Page excerpt:
Stakes Is High is the fourth studio album by American hip hop group De La Soul. It was released on July 2, 1996, through Tommy Boy Records. The album marked a change in the group's sound and direction, as it was their first release not produced in collaboration with Prince Paul. Stakes Is High was mainly produced by the group themselves, with additional tracks provided by Jay Dee, DJ Ogee, Spearhead X and Skeff Anslem. It is considered the group's darkest and most serious album. It received mostly strong reviews but little commercial success.

History
Stakes Is High marked the first time De La Soul did not collaborate with longtime producer Prince Paul on an album, as the group felt that the production he turned in for it didn't match the album's mood.

After the album's release, the group toured extensively and remained rather quiet before returning in 2000 with the first installment of their "Art Official Intelligence" series, Mosaic Thump.

Objective A: Reproduce the layout records exactly, beginning at their first line and stopping after the line that contains "- stroke-weight-stepper[interactable]: [263, 34, 272, 52]".
The Stakes Is High passage and the entries after it come from unrelated sources.

Layout records:
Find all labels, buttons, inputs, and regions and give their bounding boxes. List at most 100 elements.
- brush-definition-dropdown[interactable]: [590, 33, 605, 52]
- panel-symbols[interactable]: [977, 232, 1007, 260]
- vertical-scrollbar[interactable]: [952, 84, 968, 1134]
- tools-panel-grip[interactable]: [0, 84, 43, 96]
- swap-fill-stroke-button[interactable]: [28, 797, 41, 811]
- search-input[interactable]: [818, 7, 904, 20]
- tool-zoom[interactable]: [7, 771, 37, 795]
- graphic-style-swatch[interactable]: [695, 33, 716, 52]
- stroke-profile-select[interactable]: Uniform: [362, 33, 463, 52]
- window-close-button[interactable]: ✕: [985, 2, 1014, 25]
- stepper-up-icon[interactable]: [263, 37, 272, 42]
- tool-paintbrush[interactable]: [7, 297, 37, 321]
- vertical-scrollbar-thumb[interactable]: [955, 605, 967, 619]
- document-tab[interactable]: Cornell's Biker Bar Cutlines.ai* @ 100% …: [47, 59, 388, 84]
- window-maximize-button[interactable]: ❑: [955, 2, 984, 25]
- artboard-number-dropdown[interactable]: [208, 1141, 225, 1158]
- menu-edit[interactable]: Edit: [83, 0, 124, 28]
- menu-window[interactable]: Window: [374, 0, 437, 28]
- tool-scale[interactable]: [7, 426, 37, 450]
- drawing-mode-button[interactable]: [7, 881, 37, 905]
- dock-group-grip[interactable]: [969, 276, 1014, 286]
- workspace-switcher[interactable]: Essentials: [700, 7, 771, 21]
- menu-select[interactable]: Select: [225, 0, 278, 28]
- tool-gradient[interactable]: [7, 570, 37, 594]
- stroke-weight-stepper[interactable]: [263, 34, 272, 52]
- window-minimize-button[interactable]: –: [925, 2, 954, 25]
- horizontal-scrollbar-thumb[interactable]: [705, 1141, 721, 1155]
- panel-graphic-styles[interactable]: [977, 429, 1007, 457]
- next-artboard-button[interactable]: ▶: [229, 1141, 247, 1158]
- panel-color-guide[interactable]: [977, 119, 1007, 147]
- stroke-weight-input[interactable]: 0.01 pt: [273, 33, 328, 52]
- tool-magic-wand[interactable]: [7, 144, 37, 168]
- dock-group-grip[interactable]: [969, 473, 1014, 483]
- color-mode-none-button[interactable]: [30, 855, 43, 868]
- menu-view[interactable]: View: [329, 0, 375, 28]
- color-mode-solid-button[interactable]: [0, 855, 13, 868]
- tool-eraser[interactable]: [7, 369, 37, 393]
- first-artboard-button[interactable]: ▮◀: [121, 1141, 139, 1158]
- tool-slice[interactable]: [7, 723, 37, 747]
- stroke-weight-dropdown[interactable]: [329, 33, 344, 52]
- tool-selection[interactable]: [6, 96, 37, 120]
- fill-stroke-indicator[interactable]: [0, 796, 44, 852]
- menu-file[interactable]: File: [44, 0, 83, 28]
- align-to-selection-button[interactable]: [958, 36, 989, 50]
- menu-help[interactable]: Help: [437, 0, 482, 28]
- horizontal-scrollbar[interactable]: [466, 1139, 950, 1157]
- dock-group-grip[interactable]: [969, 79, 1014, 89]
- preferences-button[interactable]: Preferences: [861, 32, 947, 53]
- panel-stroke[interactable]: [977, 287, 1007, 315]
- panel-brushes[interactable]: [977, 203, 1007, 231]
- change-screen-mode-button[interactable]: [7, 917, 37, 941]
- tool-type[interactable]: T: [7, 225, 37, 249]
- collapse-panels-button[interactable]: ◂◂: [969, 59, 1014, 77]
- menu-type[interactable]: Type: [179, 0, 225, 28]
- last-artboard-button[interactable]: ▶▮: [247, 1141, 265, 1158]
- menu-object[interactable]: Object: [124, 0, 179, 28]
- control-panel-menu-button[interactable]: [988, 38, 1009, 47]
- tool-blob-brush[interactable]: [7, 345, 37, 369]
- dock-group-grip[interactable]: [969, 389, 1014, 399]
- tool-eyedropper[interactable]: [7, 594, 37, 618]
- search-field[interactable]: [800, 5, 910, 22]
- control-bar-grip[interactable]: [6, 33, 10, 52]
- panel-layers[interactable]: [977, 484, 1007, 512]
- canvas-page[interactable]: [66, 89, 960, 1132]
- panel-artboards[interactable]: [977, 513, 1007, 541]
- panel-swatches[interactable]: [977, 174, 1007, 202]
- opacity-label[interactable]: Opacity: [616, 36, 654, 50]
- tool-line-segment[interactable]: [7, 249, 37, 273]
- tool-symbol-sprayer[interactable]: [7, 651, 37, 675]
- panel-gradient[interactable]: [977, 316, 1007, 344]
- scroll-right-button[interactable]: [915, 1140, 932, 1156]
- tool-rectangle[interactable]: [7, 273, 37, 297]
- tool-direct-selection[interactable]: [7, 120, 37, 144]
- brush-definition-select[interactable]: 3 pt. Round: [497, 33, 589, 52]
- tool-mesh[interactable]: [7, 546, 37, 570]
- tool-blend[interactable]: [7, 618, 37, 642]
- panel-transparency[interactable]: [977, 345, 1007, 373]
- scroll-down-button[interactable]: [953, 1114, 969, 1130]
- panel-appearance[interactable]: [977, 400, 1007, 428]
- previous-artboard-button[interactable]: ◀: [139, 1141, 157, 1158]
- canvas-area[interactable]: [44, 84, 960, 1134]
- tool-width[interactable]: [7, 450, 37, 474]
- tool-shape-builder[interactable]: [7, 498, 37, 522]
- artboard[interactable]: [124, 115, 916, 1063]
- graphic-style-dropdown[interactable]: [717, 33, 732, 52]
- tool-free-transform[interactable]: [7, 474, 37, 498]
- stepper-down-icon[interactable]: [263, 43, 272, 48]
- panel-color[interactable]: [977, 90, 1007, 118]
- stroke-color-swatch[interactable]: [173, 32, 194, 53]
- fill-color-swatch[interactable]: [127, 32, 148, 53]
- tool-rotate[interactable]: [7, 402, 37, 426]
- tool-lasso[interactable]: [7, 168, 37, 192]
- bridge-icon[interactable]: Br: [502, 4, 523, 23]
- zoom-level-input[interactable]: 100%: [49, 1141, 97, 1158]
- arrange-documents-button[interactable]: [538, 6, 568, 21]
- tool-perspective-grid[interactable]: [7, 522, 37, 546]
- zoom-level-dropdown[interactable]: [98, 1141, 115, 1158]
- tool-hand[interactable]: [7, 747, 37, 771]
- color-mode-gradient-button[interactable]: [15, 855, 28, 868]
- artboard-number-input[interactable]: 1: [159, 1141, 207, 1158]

Objective B: Condense the paragraph of the Stakes Is High passage that begins "Stakes Is High is the fourth studio album" into a bulleted list of its main facts.

Written solution A:
Find all labels, buttons, inputs, and regions and give their bounding boxes. List at most 100 elements.
- brush-definition-dropdown[interactable]: [590, 33, 605, 52]
- panel-symbols[interactable]: [977, 232, 1007, 260]
- vertical-scrollbar[interactable]: [952, 84, 968, 1134]
- tools-panel-grip[interactable]: [0, 84, 43, 96]
- swap-fill-stroke-button[interactable]: [28, 797, 41, 811]
- search-input[interactable]: [818, 7, 904, 20]
- tool-zoom[interactable]: [7, 771, 37, 795]
- graphic-style-swatch[interactable]: [695, 33, 716, 52]
- stroke-profile-select[interactable]: Uniform: [362, 33, 463, 52]
- window-close-button[interactable]: ✕: [985, 2, 1014, 25]
- stepper-up-icon[interactable]: [263, 37, 272, 42]
- tool-paintbrush[interactable]: [7, 297, 37, 321]
- vertical-scrollbar-thumb[interactable]: [955, 605, 967, 619]
- document-tab[interactable]: Cornell's Biker Bar Cutlines.ai* @ 100% …: [47, 59, 388, 84]
- window-maximize-button[interactable]: ❑: [955, 2, 984, 25]
- artboard-number-dropdown[interactable]: [208, 1141, 225, 1158]
- menu-edit[interactable]: Edit: [83, 0, 124, 28]
- menu-window[interactable]: Window: [374, 0, 437, 28]
- tool-scale[interactable]: [7, 426, 37, 450]
- drawing-mode-button[interactable]: [7, 881, 37, 905]
- dock-group-grip[interactable]: [969, 276, 1014, 286]
- workspace-switcher[interactable]: Essentials: [700, 7, 771, 21]
- menu-select[interactable]: Select: [225, 0, 278, 28]
- tool-gradient[interactable]: [7, 570, 37, 594]
- stroke-weight-stepper[interactable]: [263, 34, 272, 52]

Written solution B:
- Stakes Is High is the fourth studio album by American hip hop group De La Soul.
- Tommy Boy Records released it on July 2, 1996.
- It was the group's first release not produced with Prince Paul, and it marked a change in their sound and direction.
- The group mainly produced it themselves. Jay Dee, DJ Ogee, Spearhead X and Skeff Anslem provided additional tracks.
- It is considered the group's darkest and most serious album.
- It received mostly strong reviews but little commercial success.